*Excerpted data:*
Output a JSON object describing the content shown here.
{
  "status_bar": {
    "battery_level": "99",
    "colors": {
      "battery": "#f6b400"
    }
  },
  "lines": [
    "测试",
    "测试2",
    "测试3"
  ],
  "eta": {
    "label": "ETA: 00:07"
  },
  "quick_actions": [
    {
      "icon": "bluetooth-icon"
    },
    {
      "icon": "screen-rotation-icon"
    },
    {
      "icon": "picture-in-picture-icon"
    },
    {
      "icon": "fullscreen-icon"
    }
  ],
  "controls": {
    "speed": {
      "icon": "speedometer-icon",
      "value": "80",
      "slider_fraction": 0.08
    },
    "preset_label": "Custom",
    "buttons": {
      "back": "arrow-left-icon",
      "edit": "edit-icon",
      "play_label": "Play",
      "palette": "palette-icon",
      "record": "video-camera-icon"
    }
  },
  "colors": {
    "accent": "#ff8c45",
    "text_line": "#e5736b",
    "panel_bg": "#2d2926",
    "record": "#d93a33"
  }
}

--

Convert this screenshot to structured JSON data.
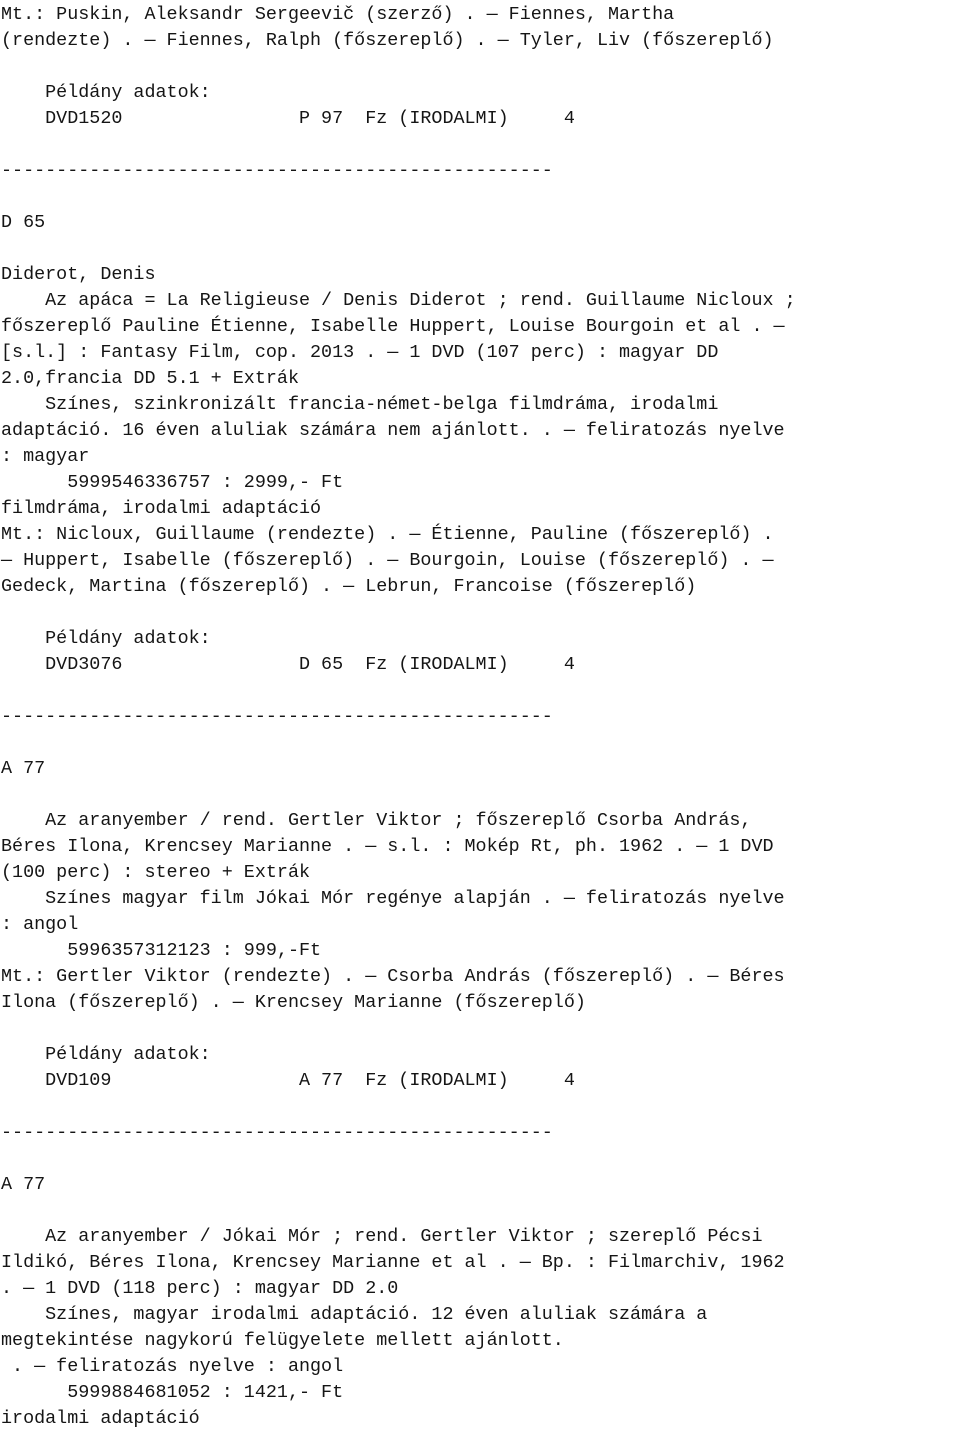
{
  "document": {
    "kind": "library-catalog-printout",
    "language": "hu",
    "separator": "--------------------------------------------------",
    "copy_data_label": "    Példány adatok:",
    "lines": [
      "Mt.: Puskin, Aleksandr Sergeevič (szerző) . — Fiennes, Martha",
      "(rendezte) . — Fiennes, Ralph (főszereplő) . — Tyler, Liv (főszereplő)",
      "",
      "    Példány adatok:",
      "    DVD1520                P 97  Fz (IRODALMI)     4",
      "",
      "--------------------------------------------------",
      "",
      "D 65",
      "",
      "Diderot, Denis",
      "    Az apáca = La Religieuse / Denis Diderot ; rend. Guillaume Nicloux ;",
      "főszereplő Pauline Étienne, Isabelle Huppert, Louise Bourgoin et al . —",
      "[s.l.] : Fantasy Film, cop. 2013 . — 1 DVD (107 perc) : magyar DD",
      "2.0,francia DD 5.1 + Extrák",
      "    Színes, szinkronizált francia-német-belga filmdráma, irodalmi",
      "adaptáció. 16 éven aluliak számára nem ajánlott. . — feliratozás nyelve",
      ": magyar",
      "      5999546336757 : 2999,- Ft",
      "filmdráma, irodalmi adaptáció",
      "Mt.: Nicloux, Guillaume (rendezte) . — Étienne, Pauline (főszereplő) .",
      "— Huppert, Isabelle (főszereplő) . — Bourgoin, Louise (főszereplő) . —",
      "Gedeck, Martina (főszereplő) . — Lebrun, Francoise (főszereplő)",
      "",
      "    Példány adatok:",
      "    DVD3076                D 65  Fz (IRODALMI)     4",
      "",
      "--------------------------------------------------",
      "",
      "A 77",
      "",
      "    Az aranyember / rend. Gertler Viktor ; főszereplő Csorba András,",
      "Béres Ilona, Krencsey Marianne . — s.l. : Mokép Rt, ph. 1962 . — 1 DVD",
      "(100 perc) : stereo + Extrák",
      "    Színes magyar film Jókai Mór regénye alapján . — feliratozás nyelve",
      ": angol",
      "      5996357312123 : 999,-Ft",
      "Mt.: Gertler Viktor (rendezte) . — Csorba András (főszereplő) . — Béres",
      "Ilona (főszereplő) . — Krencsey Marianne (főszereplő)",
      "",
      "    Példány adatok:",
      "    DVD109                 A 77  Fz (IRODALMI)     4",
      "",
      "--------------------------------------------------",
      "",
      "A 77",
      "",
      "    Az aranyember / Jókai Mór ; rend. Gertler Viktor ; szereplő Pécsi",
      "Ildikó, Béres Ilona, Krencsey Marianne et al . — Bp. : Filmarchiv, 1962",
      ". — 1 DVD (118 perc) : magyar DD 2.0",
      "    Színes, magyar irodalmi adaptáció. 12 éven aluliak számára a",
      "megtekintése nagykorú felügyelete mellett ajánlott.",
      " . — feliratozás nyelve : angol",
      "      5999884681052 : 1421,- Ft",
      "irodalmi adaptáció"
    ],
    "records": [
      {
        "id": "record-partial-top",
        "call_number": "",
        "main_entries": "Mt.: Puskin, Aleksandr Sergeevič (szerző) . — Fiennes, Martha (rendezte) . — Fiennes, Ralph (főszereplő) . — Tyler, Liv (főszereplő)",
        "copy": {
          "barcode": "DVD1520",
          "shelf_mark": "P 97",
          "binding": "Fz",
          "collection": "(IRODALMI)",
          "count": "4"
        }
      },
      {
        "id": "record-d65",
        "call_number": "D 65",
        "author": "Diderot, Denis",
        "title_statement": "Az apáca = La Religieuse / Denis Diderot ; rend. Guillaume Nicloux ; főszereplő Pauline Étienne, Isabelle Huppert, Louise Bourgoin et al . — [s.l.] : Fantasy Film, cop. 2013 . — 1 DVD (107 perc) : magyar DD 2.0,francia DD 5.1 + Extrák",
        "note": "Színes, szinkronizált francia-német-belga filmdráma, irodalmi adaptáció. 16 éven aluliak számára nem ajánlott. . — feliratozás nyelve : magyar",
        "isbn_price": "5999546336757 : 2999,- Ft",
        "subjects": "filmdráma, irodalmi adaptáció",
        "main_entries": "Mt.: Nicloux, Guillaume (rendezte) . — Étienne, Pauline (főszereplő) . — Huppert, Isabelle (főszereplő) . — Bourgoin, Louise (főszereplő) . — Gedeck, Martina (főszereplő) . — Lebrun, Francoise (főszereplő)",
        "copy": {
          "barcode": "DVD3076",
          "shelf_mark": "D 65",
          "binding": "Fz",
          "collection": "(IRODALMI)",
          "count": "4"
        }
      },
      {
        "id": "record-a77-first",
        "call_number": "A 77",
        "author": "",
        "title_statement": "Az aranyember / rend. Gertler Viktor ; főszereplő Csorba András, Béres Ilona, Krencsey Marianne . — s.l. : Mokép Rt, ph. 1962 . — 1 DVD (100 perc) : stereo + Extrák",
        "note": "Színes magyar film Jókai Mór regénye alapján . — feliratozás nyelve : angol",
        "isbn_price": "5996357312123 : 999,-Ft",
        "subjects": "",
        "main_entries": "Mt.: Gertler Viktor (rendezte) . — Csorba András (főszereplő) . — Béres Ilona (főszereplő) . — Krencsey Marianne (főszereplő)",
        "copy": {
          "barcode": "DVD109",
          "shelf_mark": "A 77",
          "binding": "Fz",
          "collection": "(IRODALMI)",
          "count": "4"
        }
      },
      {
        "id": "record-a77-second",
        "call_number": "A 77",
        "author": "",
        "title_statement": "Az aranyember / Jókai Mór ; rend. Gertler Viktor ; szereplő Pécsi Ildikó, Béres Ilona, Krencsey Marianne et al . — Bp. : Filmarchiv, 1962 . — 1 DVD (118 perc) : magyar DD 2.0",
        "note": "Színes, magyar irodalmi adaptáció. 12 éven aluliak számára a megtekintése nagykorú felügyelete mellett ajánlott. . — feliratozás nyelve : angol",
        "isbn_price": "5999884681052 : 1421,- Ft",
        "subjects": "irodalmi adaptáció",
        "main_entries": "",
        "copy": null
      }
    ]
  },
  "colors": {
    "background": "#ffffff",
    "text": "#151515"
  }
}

==

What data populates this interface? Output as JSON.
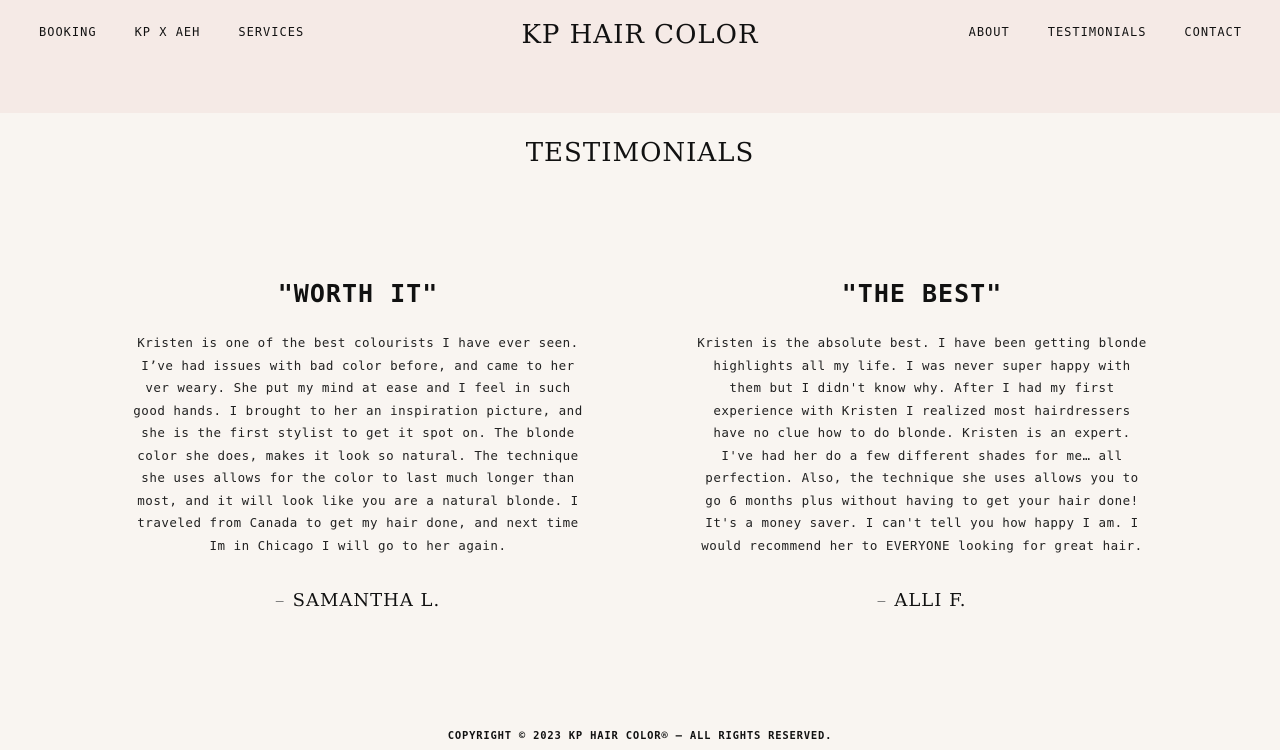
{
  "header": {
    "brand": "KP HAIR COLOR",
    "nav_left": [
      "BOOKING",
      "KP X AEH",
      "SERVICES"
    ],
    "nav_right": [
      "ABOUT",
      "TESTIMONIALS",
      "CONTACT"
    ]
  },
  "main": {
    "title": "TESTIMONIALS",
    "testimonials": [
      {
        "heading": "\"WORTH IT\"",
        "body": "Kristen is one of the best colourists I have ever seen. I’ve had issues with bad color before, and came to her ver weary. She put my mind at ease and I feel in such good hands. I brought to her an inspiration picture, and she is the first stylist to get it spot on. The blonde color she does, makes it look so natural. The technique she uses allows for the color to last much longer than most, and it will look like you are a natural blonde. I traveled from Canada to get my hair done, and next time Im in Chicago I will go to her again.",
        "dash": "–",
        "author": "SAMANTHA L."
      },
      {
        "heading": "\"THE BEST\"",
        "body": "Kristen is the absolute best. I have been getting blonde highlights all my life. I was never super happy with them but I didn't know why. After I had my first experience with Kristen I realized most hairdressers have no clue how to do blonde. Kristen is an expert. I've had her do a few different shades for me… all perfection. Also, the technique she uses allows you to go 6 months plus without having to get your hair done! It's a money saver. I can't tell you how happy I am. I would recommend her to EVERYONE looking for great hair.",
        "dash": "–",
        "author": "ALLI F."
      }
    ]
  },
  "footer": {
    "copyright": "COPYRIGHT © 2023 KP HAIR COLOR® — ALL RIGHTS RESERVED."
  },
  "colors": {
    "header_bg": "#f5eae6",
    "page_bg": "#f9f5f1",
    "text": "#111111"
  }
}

*Instruction:*
Reply with only the number of lines in the material above where the string "Ralph" appears.

*Response for this exercise:*
2